*Given problem*.
Omit all pictures, then retype exactly the lines from the one that contains "What text is on this page?" through the end of the listing.

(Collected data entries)
--- begin ---
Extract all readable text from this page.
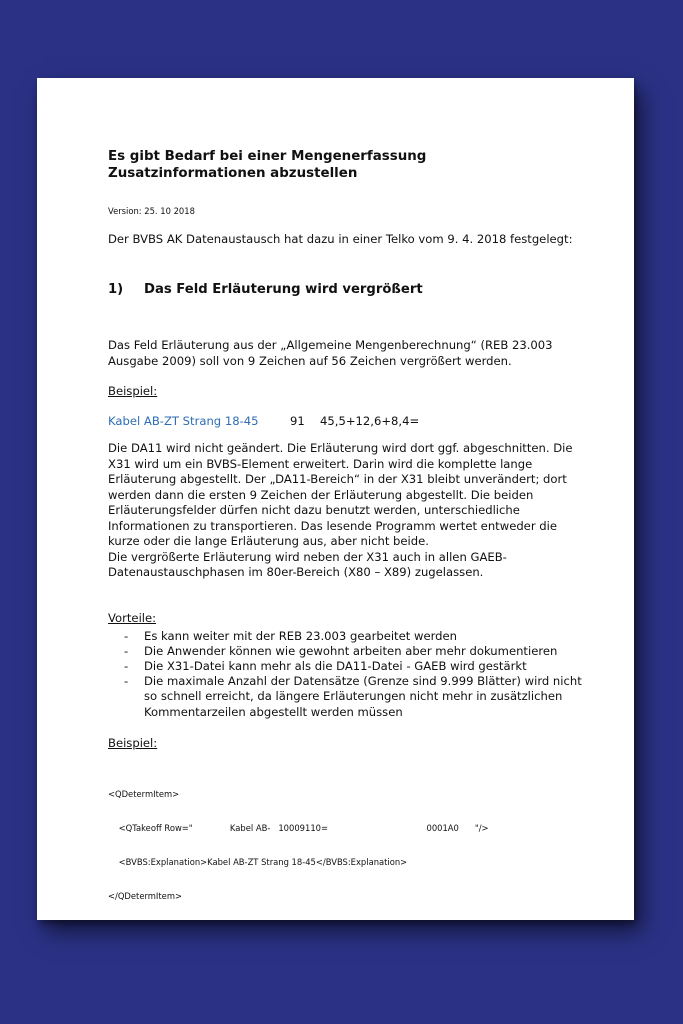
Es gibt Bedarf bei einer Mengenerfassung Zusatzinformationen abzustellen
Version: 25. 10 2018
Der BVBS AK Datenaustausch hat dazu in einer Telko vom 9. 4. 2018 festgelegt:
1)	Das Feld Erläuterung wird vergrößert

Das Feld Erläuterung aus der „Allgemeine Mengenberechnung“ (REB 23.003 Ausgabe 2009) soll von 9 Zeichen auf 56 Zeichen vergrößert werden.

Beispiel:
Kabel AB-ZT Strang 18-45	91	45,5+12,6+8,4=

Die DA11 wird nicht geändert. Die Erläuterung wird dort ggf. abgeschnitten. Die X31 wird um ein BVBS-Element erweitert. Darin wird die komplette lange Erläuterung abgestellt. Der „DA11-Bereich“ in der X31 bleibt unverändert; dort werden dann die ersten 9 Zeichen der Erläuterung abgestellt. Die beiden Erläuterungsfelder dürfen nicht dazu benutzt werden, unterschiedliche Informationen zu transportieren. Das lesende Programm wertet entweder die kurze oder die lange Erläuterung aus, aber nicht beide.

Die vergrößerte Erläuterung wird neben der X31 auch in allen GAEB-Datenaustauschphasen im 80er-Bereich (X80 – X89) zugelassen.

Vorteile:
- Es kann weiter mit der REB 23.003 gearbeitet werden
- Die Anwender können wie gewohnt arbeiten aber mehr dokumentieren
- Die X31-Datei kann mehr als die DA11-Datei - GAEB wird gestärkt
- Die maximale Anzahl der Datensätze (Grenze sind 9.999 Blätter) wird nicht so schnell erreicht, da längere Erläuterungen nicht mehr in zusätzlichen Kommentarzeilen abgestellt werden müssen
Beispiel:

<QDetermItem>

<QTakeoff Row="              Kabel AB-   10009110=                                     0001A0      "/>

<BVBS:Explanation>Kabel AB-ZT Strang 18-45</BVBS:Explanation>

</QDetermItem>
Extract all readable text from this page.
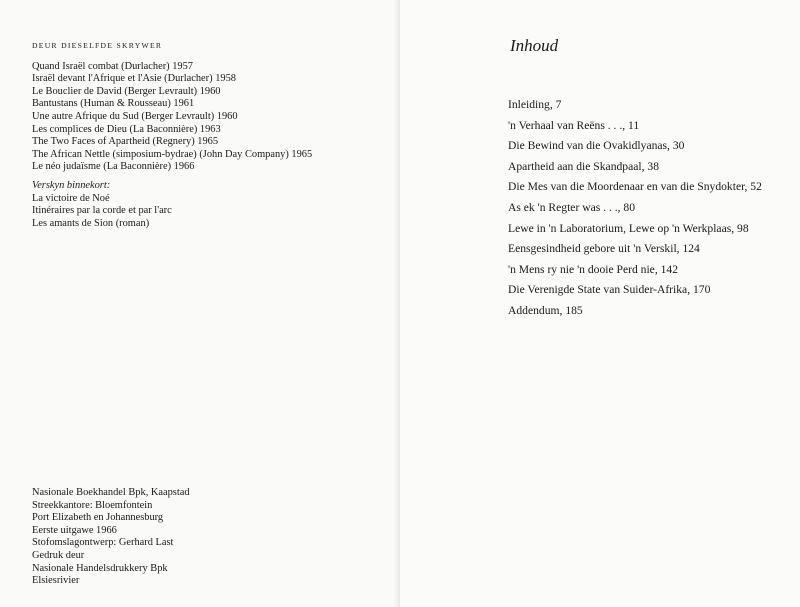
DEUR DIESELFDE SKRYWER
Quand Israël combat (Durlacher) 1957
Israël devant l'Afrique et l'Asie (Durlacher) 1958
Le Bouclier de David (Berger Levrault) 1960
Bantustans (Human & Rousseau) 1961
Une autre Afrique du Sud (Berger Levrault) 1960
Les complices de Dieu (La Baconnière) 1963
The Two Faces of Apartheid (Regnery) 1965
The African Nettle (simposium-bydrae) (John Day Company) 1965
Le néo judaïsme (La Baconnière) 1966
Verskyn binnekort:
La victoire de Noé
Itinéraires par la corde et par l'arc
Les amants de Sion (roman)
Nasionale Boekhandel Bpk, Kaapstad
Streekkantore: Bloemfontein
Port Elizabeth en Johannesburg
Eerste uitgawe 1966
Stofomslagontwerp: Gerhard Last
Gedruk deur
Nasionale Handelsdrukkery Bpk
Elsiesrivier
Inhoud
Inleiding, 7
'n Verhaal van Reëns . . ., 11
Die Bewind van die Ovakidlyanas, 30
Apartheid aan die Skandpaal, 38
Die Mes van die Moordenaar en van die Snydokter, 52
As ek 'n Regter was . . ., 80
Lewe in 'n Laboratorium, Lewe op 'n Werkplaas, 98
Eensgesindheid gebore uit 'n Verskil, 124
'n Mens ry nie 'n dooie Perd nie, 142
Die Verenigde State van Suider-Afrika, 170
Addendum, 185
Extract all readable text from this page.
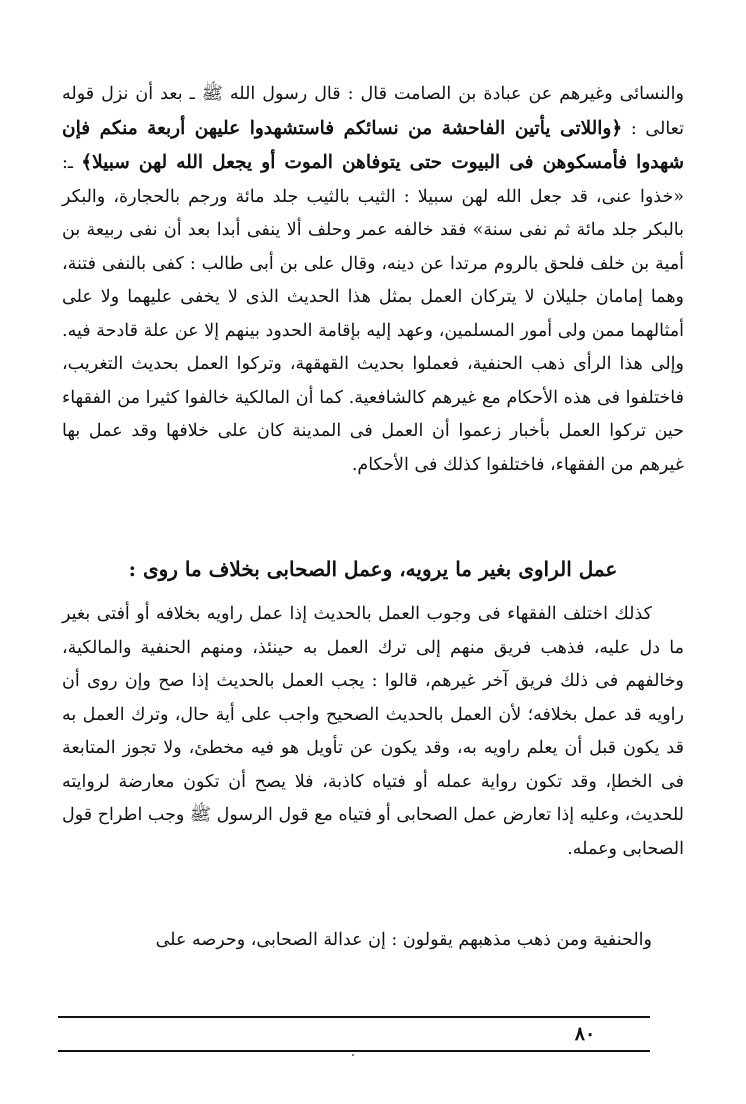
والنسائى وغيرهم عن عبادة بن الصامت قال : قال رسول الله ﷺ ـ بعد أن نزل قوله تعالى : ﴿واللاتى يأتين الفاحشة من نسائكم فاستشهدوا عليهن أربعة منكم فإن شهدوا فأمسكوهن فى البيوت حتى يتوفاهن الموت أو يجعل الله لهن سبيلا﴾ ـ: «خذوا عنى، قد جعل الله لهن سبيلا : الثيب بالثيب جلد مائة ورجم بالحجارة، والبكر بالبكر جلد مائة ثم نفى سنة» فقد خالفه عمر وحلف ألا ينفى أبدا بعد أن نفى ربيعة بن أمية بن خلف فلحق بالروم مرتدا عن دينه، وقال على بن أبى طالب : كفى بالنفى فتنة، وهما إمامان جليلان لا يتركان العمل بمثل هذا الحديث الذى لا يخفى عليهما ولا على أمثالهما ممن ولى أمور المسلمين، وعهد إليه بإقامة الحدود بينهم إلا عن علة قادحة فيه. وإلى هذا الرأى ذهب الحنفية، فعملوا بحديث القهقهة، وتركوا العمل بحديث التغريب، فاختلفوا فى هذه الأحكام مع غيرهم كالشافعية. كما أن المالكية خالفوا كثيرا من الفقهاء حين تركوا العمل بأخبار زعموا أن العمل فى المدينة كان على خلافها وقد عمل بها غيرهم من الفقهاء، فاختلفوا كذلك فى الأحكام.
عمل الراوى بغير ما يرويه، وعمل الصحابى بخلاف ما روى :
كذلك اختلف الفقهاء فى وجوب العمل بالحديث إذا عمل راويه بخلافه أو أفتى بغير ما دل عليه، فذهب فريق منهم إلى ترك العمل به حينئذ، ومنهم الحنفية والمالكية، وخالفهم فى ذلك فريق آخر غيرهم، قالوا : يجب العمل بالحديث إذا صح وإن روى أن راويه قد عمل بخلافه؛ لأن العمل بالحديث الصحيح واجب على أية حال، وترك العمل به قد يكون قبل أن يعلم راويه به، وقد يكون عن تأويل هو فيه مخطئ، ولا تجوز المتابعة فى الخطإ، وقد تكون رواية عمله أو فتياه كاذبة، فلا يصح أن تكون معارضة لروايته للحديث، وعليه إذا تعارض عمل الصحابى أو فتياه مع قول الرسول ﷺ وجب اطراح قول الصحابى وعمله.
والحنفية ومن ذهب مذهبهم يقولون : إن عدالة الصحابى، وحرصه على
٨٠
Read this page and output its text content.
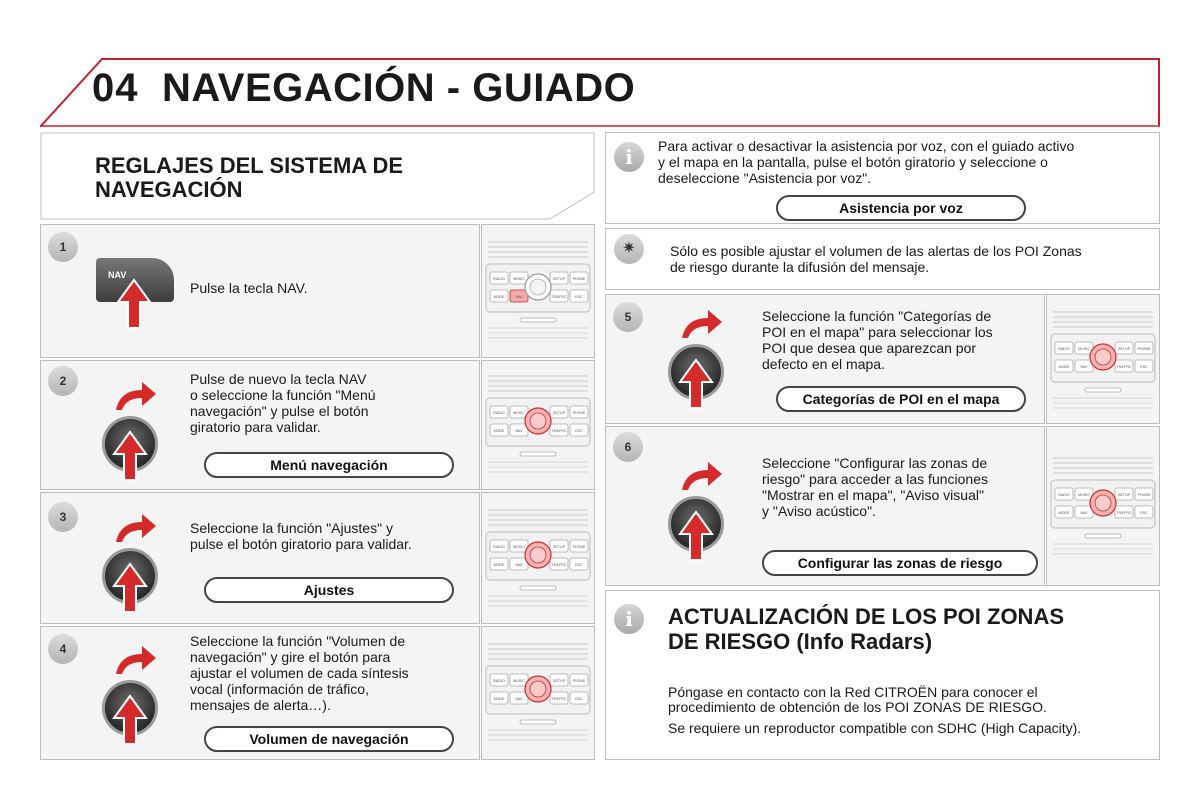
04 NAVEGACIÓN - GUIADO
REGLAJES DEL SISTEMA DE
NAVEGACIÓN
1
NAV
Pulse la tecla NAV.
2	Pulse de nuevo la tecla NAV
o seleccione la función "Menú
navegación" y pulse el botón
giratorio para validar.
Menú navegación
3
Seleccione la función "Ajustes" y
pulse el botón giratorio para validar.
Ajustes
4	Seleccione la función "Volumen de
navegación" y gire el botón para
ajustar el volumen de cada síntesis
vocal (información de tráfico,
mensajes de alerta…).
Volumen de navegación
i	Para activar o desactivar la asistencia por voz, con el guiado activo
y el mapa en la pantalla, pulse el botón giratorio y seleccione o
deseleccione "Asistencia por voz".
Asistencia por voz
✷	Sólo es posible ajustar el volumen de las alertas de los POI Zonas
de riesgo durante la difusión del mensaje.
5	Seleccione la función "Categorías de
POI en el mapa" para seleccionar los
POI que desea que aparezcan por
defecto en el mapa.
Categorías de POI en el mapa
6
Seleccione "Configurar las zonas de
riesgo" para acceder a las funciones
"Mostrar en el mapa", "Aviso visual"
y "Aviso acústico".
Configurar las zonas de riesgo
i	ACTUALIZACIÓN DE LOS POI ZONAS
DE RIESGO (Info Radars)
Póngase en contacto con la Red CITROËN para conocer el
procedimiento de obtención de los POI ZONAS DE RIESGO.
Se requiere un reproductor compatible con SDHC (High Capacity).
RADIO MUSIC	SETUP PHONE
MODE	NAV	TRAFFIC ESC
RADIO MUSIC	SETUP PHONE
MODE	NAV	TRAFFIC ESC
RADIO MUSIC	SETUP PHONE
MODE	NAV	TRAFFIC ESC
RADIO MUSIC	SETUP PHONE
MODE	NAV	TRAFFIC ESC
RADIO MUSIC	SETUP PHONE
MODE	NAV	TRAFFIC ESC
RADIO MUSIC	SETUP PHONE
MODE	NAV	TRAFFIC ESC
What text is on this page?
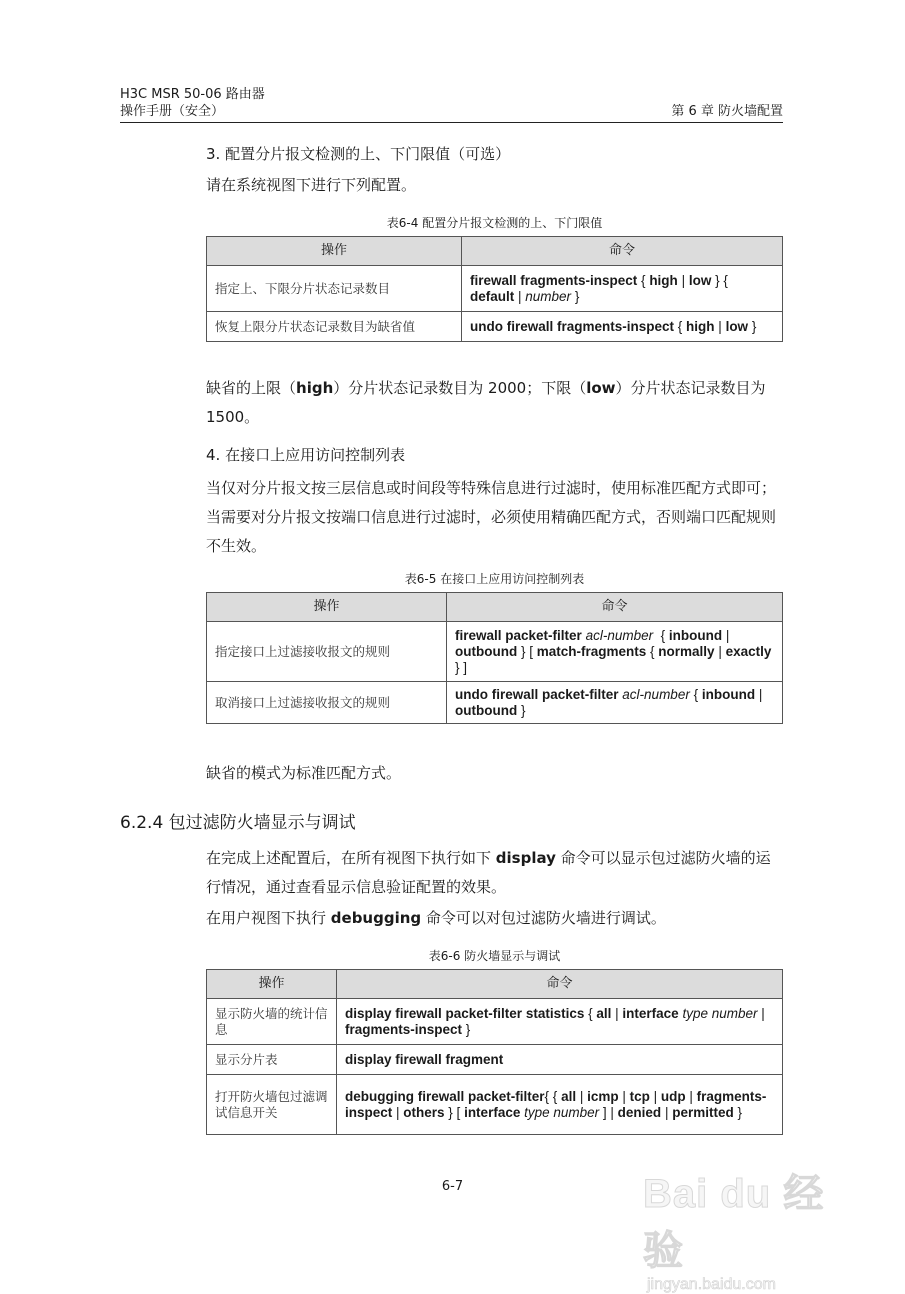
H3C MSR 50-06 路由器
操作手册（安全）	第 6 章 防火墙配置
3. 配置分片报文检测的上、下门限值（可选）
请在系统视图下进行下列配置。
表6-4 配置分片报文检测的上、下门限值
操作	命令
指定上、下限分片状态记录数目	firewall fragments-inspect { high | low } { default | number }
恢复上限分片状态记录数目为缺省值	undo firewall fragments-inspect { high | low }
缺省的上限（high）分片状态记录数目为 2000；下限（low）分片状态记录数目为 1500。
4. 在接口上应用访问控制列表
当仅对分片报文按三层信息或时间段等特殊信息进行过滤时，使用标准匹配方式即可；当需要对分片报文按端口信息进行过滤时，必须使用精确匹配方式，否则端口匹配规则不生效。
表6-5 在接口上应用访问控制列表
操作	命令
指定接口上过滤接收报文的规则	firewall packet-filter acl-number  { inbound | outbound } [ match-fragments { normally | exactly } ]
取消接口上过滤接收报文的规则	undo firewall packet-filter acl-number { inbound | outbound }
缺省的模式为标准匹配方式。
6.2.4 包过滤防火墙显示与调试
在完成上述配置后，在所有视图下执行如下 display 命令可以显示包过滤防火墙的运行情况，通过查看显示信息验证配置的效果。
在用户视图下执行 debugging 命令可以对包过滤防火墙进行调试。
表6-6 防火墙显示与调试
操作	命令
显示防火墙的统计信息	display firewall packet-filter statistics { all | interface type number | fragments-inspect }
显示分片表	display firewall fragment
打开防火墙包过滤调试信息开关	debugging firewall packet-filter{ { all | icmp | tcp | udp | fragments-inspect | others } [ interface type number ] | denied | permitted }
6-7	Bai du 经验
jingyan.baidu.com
--- end ---
*Result for this exercise*.
What text is on this page?
H3C MSR 50-06 路由器
操作手册（安全）	第 6 章 防火墙配置
3. 配置分片报文检测的上、下门限值（可选）
请在系统视图下进行下列配置。
表6-4 配置分片报文检测的上、下门限值
操作	命令
指定上、下限分片状态记录数目	firewall fragments-inspect { high | low } { default | number }
恢复上限分片状态记录数目为缺省值	undo firewall fragments-inspect { high | low }
缺省的上限（high）分片状态记录数目为 2000；下限（low）分片状态记录数目为 1500。
4. 在接口上应用访问控制列表
当仅对分片报文按三层信息或时间段等特殊信息进行过滤时，使用标准匹配方式即可；当需要对分片报文按端口信息进行过滤时，必须使用精确匹配方式，否则端口匹配规则不生效。
表6-5 在接口上应用访问控制列表
操作	命令
指定接口上过滤接收报文的规则	firewall packet-filter acl-number  { inbound | outbound } [ match-fragments { normally | exactly } ]
取消接口上过滤接收报文的规则	undo firewall packet-filter acl-number { inbound | outbound }
缺省的模式为标准匹配方式。
6.2.4 包过滤防火墙显示与调试
在完成上述配置后，在所有视图下执行如下 display 命令可以显示包过滤防火墙的运行情况，通过查看显示信息验证配置的效果。
在用户视图下执行 debugging 命令可以对包过滤防火墙进行调试。
表6-6 防火墙显示与调试
操作	命令
显示防火墙的统计信息	display firewall packet-filter statistics { all | interface type number | fragments-inspect }
显示分片表	display firewall fragment
打开防火墙包过滤调试信息开关	debugging firewall packet-filter{ { all | icmp | tcp | udp | fragments-inspect | others } [ interface type number ] | denied | permitted }
6-7	Bai du 经验
jingyan.baidu.com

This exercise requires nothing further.